EXERCISE MATERIAL:

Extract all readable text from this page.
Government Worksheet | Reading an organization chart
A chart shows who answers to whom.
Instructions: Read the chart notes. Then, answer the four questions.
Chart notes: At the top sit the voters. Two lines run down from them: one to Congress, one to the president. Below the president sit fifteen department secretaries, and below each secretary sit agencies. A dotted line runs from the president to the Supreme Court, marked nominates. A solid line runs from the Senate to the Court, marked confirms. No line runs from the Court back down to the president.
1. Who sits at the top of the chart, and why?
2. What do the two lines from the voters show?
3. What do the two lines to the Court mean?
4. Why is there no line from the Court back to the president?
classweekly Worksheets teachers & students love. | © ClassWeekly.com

WHAT THE TASK ASKS: Pick out the lines containing the string "Court".

RESPONSE FOR THIS EXERCISE:
Chart notes: At the top sit the voters. Two lines run down from them: one to Congress, one to the president. Below the president sit fifteen department secretaries, and below each secretary sit agencies. A dotted line runs from the president to the Supreme Court, marked nominates. A solid line runs from the Senate to the Court, marked confirms. No line runs from the Court back down to the president.
3. What do the two lines to the Court mean?
4. Why is there no line from the Court back to the president?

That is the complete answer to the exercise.